▶ [What you need to do]:
Check each line for the string "watermark" and give only the count of lines that have it.
── Records for processing ──
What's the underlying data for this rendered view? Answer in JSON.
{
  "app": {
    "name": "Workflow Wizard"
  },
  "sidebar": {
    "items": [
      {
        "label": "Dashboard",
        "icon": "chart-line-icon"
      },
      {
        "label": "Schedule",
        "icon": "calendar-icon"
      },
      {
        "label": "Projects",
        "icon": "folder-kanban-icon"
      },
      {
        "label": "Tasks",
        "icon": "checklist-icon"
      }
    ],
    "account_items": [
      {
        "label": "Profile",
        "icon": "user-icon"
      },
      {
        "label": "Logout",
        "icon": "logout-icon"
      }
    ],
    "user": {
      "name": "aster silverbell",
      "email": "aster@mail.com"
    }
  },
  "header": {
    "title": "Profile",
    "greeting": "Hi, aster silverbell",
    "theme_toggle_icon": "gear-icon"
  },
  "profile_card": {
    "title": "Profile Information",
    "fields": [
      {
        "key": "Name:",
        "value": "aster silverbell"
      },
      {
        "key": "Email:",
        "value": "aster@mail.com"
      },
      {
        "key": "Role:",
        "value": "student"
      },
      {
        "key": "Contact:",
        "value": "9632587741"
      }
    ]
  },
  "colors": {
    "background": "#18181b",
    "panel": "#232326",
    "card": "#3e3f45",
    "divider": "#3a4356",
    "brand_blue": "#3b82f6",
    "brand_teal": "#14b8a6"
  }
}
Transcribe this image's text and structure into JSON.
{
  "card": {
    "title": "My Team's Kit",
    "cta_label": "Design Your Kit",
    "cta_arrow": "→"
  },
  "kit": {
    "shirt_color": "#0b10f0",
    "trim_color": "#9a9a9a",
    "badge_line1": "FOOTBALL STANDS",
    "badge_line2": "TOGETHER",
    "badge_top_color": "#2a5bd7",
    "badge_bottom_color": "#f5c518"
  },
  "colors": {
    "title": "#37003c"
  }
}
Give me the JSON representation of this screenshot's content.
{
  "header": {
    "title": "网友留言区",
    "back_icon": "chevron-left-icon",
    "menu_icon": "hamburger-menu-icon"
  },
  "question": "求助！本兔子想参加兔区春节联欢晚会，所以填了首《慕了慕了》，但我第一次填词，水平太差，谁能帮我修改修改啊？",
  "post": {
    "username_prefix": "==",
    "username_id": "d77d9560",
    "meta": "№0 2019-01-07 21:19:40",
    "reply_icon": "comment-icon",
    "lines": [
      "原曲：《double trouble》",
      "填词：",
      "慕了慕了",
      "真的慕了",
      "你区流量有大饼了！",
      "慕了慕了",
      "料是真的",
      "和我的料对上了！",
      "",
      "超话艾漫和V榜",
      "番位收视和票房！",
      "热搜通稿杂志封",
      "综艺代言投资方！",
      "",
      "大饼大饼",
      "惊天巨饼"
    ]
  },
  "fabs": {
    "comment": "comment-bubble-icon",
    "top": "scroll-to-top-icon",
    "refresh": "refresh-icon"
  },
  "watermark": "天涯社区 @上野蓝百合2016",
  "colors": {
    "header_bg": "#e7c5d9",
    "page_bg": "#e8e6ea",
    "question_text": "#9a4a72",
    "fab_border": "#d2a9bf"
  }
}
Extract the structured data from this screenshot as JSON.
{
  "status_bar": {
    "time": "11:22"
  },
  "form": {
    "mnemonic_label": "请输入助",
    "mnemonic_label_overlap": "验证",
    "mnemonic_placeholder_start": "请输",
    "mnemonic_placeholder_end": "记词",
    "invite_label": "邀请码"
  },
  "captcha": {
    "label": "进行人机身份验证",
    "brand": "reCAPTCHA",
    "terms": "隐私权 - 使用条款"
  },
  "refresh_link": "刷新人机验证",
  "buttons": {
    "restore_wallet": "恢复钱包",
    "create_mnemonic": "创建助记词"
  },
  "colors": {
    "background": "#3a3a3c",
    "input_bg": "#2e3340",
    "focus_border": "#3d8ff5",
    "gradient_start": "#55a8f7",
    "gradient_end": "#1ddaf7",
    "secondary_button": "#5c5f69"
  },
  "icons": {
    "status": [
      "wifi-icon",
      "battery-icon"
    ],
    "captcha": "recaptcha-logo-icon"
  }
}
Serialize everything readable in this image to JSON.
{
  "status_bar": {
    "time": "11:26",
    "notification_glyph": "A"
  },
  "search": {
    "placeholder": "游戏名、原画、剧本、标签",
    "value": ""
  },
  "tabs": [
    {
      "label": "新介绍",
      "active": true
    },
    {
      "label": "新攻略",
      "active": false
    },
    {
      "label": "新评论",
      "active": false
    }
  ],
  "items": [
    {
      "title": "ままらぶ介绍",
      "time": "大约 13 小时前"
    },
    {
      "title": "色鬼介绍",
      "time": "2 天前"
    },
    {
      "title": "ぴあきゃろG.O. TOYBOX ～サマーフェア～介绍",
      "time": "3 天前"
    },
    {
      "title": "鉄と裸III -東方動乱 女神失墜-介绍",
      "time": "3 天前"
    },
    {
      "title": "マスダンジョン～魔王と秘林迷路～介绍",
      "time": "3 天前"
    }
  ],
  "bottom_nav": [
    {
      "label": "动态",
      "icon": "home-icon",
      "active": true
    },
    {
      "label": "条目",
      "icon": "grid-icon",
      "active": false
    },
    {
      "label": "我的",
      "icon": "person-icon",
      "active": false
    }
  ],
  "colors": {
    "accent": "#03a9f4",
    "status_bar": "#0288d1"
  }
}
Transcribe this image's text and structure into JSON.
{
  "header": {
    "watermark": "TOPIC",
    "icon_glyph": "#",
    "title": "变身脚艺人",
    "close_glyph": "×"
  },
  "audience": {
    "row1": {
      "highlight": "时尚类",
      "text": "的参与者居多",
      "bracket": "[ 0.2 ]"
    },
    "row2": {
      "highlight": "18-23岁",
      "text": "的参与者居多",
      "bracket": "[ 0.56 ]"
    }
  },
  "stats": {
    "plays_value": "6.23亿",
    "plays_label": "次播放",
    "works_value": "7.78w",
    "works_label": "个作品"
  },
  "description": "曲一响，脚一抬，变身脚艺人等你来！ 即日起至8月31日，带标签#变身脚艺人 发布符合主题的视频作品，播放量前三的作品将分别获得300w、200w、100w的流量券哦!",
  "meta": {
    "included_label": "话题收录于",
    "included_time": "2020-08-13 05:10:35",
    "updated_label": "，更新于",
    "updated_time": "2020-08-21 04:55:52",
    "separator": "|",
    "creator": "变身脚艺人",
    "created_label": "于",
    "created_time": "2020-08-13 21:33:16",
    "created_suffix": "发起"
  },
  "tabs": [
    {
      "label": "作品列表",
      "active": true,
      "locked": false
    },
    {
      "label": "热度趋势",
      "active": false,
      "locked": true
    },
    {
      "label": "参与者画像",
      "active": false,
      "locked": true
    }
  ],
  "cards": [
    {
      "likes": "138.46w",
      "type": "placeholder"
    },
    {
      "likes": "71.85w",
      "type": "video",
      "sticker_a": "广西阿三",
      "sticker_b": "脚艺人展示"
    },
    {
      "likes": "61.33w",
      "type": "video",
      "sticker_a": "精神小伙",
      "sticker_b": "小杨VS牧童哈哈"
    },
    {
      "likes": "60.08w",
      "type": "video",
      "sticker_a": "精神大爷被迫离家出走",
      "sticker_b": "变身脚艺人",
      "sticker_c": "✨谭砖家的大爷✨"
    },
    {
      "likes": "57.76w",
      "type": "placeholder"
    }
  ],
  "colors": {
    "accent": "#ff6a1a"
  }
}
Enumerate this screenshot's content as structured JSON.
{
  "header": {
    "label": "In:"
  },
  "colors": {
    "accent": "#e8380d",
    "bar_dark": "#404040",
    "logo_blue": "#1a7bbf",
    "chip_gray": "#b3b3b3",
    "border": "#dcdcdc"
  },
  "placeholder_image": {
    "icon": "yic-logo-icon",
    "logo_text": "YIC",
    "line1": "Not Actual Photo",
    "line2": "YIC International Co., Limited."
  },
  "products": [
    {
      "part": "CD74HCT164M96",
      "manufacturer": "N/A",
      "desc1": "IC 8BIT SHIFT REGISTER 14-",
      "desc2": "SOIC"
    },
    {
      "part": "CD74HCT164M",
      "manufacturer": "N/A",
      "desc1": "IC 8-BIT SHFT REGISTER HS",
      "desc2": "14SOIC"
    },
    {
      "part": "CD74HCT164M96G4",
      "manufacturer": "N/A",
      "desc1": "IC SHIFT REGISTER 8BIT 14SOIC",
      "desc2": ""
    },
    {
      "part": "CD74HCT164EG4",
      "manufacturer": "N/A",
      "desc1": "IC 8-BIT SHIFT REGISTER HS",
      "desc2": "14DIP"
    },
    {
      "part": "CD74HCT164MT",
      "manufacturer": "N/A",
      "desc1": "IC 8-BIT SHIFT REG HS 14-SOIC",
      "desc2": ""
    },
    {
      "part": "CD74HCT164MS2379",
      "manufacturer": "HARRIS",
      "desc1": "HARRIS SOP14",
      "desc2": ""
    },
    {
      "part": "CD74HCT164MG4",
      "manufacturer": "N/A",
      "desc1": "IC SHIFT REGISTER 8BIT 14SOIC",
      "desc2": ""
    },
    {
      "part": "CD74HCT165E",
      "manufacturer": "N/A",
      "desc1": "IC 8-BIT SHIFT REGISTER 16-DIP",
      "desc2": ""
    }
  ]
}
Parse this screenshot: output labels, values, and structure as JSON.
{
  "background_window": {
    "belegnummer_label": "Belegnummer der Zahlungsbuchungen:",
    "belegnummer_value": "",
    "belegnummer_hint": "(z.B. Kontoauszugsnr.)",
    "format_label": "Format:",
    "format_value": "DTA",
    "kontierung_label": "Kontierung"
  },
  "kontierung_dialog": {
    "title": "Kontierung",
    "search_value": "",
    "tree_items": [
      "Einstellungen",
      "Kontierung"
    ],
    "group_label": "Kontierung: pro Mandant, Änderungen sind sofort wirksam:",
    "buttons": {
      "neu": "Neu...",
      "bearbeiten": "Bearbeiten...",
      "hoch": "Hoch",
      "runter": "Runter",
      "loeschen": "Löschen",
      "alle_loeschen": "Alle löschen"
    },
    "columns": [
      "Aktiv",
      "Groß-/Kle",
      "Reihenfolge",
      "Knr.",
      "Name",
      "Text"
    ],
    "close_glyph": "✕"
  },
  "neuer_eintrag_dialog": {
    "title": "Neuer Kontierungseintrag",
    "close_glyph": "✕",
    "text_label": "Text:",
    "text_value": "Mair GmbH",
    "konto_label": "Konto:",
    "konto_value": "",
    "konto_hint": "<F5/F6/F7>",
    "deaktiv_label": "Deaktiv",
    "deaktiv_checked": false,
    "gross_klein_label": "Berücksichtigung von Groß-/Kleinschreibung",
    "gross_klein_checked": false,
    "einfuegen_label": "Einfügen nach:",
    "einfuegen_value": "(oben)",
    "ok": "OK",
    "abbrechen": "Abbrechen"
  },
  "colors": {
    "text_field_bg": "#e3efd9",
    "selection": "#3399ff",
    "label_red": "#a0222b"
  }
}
───
▶ [Answer for this exercise]:
2